■ **TASK TO COMPLETE**
Set down every record exactly as it appears.
··········
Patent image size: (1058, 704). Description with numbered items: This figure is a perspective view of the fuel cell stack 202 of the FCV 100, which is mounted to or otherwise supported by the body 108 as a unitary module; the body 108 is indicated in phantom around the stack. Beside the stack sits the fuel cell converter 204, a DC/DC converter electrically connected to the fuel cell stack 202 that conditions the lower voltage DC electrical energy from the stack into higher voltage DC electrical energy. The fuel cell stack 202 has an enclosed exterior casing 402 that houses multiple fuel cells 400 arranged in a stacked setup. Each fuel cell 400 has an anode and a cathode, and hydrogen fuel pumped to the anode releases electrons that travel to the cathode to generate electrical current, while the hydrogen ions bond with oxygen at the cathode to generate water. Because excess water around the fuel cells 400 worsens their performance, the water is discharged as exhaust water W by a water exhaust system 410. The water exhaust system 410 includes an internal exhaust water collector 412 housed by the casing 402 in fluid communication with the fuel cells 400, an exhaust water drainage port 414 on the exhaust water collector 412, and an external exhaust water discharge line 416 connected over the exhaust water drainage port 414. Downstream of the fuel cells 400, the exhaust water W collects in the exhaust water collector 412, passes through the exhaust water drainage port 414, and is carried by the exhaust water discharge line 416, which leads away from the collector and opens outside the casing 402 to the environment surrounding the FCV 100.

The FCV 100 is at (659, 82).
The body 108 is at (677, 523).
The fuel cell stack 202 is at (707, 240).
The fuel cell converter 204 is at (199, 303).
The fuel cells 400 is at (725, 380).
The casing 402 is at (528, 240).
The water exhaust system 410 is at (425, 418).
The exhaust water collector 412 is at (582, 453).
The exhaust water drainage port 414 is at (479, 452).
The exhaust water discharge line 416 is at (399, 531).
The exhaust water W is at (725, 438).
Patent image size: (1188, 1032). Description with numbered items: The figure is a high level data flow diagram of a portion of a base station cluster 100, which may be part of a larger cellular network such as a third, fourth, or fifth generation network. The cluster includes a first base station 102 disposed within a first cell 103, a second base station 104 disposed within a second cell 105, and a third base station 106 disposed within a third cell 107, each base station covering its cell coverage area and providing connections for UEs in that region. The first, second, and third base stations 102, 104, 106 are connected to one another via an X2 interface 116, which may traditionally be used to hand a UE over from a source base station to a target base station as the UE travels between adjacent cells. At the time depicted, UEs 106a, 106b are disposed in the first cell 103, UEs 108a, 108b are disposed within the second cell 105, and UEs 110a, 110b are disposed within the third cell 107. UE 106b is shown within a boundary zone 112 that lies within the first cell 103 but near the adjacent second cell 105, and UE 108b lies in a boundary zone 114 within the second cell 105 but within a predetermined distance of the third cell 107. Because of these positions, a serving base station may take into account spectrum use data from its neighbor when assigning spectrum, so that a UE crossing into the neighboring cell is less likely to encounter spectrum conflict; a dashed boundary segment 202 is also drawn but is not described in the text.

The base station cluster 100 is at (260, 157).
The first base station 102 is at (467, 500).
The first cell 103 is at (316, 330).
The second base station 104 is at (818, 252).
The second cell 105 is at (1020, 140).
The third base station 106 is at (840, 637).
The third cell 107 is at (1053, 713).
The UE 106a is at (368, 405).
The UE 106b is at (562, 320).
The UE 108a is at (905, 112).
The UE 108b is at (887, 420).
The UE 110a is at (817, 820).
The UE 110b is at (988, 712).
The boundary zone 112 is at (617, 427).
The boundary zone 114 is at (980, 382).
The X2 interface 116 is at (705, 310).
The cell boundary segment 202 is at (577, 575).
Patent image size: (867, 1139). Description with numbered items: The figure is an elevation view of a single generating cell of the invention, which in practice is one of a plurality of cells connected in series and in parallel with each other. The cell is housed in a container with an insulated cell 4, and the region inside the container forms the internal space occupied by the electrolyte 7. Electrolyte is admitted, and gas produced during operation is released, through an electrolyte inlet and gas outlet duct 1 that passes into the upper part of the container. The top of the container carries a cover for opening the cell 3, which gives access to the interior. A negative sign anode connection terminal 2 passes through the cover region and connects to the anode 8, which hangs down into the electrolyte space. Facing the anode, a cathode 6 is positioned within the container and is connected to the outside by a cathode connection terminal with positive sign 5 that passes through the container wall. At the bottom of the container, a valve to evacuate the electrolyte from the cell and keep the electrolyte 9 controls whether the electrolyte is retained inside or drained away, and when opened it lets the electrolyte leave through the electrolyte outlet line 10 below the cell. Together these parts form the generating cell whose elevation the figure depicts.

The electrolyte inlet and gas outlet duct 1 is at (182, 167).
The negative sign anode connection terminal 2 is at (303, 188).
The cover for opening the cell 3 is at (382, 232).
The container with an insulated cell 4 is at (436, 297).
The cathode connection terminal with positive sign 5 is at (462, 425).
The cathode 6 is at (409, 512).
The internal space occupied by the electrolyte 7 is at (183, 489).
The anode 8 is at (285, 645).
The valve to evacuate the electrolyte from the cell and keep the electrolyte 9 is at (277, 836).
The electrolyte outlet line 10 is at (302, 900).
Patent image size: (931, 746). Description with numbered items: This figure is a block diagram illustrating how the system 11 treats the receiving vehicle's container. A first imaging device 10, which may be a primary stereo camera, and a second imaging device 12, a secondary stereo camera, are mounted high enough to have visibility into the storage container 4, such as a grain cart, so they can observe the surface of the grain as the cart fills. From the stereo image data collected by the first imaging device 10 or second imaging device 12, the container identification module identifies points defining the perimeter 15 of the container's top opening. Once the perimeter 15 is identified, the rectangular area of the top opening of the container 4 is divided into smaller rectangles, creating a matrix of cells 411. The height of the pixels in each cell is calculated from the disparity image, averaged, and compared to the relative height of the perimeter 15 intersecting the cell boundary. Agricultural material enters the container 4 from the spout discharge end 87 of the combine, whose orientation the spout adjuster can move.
··········
■ **ANSWER BOX**
Patent image size: (1058, 704). Description with numbered items: This figure is a perspective view of the fuel cell stack 202 of the FCV 100, which is mounted to or otherwise supported by the body 108 as a unitary module; the body 108 is indicated in phantom around the stack. Beside the stack sits the fuel cell converter 204, a DC/DC converter electrically connected to the fuel cell stack 202 that conditions the lower voltage DC electrical energy from the stack into higher voltage DC electrical energy. The fuel cell stack 202 has an enclosed exterior casing 402 that houses multiple fuel cells 400 arranged in a stacked setup. Each fuel cell 400 has an anode and a cathode, and hydrogen fuel pumped to the anode releases electrons that travel to the cathode to generate electrical current, while the hydrogen ions bond with oxygen at the cathode to generate water. Because excess water around the fuel cells 400 worsens their performance, the water is discharged as exhaust water W by a water exhaust system 410. The water exhaust system 410 includes an internal exhaust water collector 412 housed by the casing 402 in fluid communication with the fuel cells 400, an exhaust water drainage port 414 on the exhaust water collector 412, and an external exhaust water discharge line 416 connected over the exhaust water drainage port 414. Downstream of the fuel cells 400, the exhaust water W collects in the exhaust water collector 412, passes through the exhaust water drainage port 414, and is carried by the exhaust water discharge line 416, which leads away from the collector and opens outside the casing 402 to the environment surrounding the FCV 100.

The FCV 100 is at (659, 82).
The body 108 is at (677, 523).
The fuel cell stack 202 is at (707, 240).
The fuel cell converter 204 is at (199, 303).
The fuel cells 400 is at (725, 380).
The casing 402 is at (528, 240).
The water exhaust system 410 is at (425, 418).
The exhaust water collector 412 is at (582, 453).
The exhaust water drainage port 414 is at (479, 452).
The exhaust water discharge line 416 is at (399, 531).
The exhaust water W is at (725, 438).
Patent image size: (1188, 1032). Description with numbered items: The figure is a high level data flow diagram of a portion of a base station cluster 100, which may be part of a larger cellular network such as a third, fourth, or fifth generation network. The cluster includes a first base station 102 disposed within a first cell 103, a second base station 104 disposed within a second cell 105, and a third base station 106 disposed within a third cell 107, each base station covering its cell coverage area and providing connections for UEs in that region. The first, second, and third base stations 102, 104, 106 are connected to one another via an X2 interface 116, which may traditionally be used to hand a UE over from a source base station to a target base station as the UE travels between adjacent cells. At the time depicted, UEs 106a, 106b are disposed in the first cell 103, UEs 108a, 108b are disposed within the second cell 105, and UEs 110a, 110b are disposed within the third cell 107. UE 106b is shown within a boundary zone 112 that lies within the first cell 103 but near the adjacent second cell 105, and UE 108b lies in a boundary zone 114 within the second cell 105 but within a predetermined distance of the third cell 107. Because of these positions, a serving base station may take into account spectrum use data from its neighbor when assigning spectrum, so that a UE crossing into the neighboring cell is less likely to encounter spectrum conflict; a dashed boundary segment 202 is also drawn but is not described in the text.

The base station cluster 100 is at (260, 157).
The first base station 102 is at (467, 500).
The first cell 103 is at (316, 330).
The second base station 104 is at (818, 252).
The second cell 105 is at (1020, 140).
The third base station 106 is at (840, 637).
The third cell 107 is at (1053, 713).
The UE 106a is at (368, 405).
The UE 106b is at (562, 320).
The UE 108a is at (905, 112).
The UE 108b is at (887, 420).
The UE 110a is at (817, 820).
The UE 110b is at (988, 712).
The boundary zone 112 is at (617, 427).
The boundary zone 114 is at (980, 382).
The X2 interface 116 is at (705, 310).
The cell boundary segment 202 is at (577, 575).
Patent image size: (867, 1139). Description with numbered items: The figure is an elevation view of a single generating cell of the invention, which in practice is one of a plurality of cells connected in series and in parallel with each other. The cell is housed in a container with an insulated cell 4, and the region inside the container forms the internal space occupied by the electrolyte 7. Electrolyte is admitted, and gas produced during operation is released, through an electrolyte inlet and gas outlet duct 1 that passes into the upper part of the container. The top of the container carries a cover for opening the cell 3, which gives access to the interior. A negative sign anode connection terminal 2 passes through the cover region and connects to the anode 8, which hangs down into the electrolyte space. Facing the anode, a cathode 6 is positioned within the container and is connected to the outside by a cathode connection terminal with positive sign 5 that passes through the container wall. At the bottom of the container, a valve to evacuate the electrolyte from the cell and keep the electrolyte 9 controls whether the electrolyte is retained inside or drained away, and when opened it lets the electrolyte leave through the electrolyte outlet line 10 below the cell. Together these parts form the generating cell whose elevation the figure depicts.

The electrolyte inlet and gas outlet duct 1 is at (182, 167).
The negative sign anode connection terminal 2 is at (303, 188).
The cover for opening the cell 3 is at (382, 232).
The container with an insulated cell 4 is at (436, 297).
The cathode connection terminal with positive sign 5 is at (462, 425).
The cathode 6 is at (409, 512).
The internal space occupied by the electrolyte 7 is at (183, 489).
The anode 8 is at (285, 645).
The valve to evacuate the electrolyte from the cell and keep the electrolyte 9 is at (277, 836).
The electrolyte outlet line 10 is at (302, 900).
Patent image size: (931, 746). Description with numbered items: This figure is a block diagram illustrating how the system 11 treats the receiving vehicle's container. A first imaging device 10, which may be a primary stereo camera, and a second imaging device 12, a secondary stereo camera, are mounted high enough to have visibility into the storage container 4, such as a grain cart, so they can observe the surface of the grain as the cart fills. From the stereo image data collected by the first imaging device 10 or second imaging device 12, the container identification module identifies points defining the perimeter 15 of the container's top opening. Once the perimeter 15 is identified, the rectangular area of the top opening of the container 4 is divided into smaller rectangles, creating a matrix of cells 411. The height of the pixels in each cell is calculated from the disparity image, averaged, and compared to the relative height of the perimeter 15 intersecting the cell boundary. Agricultural material enters the container 4 from the spout discharge end 87 of the combine, whose orientation the spout adjuster can move.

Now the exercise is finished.